**WORK REQUIRED**
Extract the full listing below without altering a single character.

**MATERIAL SUPPLIED**

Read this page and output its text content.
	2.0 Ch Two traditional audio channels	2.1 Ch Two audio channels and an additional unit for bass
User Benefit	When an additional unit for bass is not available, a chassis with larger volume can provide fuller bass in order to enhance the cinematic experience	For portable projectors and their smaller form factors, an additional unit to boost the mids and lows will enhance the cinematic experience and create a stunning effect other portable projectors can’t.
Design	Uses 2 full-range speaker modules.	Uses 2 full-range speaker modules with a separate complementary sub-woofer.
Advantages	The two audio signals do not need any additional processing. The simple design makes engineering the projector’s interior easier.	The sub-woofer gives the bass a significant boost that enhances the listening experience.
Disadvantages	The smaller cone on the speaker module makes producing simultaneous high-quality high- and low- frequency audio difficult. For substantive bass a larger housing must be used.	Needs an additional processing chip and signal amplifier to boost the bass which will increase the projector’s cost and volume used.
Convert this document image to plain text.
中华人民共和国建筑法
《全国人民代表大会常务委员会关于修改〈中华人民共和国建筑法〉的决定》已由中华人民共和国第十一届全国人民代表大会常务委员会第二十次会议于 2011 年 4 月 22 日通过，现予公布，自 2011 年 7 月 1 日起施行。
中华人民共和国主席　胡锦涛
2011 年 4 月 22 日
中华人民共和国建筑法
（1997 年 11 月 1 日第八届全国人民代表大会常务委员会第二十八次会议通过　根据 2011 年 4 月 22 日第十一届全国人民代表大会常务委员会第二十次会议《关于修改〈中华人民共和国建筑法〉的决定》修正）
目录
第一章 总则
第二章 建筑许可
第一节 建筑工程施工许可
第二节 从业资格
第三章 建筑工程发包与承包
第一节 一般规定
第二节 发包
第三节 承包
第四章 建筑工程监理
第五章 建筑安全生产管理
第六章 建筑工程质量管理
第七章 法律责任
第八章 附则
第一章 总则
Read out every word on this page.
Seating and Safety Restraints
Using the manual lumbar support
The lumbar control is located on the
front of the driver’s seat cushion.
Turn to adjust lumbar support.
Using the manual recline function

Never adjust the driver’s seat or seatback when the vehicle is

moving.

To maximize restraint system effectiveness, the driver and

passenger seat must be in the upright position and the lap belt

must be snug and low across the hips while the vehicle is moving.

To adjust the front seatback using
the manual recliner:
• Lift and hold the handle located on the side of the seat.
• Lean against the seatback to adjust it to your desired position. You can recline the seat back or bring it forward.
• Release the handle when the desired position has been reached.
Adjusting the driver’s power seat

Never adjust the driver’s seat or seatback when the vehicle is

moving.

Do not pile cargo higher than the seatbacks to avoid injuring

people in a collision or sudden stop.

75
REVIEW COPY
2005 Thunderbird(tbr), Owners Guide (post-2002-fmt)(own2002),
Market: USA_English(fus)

**ANSWER TO THIS PROBLEM**
Read this page and output its text content.
	2.0 Ch Two traditional audio channels	2.1 Ch Two audio channels and an additional unit for bass
User Benefit	When an additional unit for bass is not available, a chassis with larger volume can provide fuller bass in order to enhance the cinematic experience	For portable projectors and their smaller form factors, an additional unit to boost the mids and lows will enhance the cinematic experience and create a stunning effect other portable projectors can’t.
Design	Uses 2 full-range speaker modules.	Uses 2 full-range speaker modules with a separate complementary sub-woofer.
Advantages	The two audio signals do not need any additional processing. The simple design makes engineering the projector’s interior easier.	The sub-woofer gives the bass a significant boost that enhances the listening experience.
Disadvantages	The smaller cone on the speaker module makes producing simultaneous high-quality high- and low- frequency audio difficult. For substantive bass a larger housing must be used.	Needs an additional processing chip and signal amplifier to boost the bass which will increase the projector’s cost and volume used.
Convert this document image to plain text.
中华人民共和国建筑法
《全国人民代表大会常务委员会关于修改〈中华人民共和国建筑法〉的决定》已由中华人民共和国第十一届全国人民代表大会常务委员会第二十次会议于 2011 年 4 月 22 日通过，现予公布，自 2011 年 7 月 1 日起施行。
中华人民共和国主席　胡锦涛
2011 年 4 月 22 日
中华人民共和国建筑法
（1997 年 11 月 1 日第八届全国人民代表大会常务委员会第二十八次会议通过　根据 2011 年 4 月 22 日第十一届全国人民代表大会常务委员会第二十次会议《关于修改〈中华人民共和国建筑法〉的决定》修正）
目录
第一章 总则
第二章 建筑许可
第一节 建筑工程施工许可
第二节 从业资格
第三章 建筑工程发包与承包
第一节 一般规定
第二节 发包
第三节 承包
第四章 建筑工程监理
第五章 建筑安全生产管理
第六章 建筑工程质量管理
第七章 法律责任
第八章 附则
第一章 总则
Read out every word on this page.
Seating and Safety Restraints
Using the manual lumbar support
The lumbar control is located on the
front of the driver’s seat cushion.
Turn to adjust lumbar support.
Using the manual recline function

Never adjust the driver’s seat or seatback when the vehicle is

moving.

To maximize restraint system effectiveness, the driver and

passenger seat must be in the upright position and the lap belt

must be snug and low across the hips while the vehicle is moving.

To adjust the front seatback using
the manual recliner:
• Lift and hold the handle located on the side of the seat.
• Lean against the seatback to adjust it to your desired position. You can recline the seat back or bring it forward.
• Release the handle when the desired position has been reached.
Adjusting the driver’s power seat

Never adjust the driver’s seat or seatback when the vehicle is

moving.

Do not pile cargo higher than the seatbacks to avoid injuring

people in a collision or sudden stop.

75
REVIEW COPY
2005 Thunderbird(tbr), Owners Guide (post-2002-fmt)(own2002),
Market: USA_English(fus)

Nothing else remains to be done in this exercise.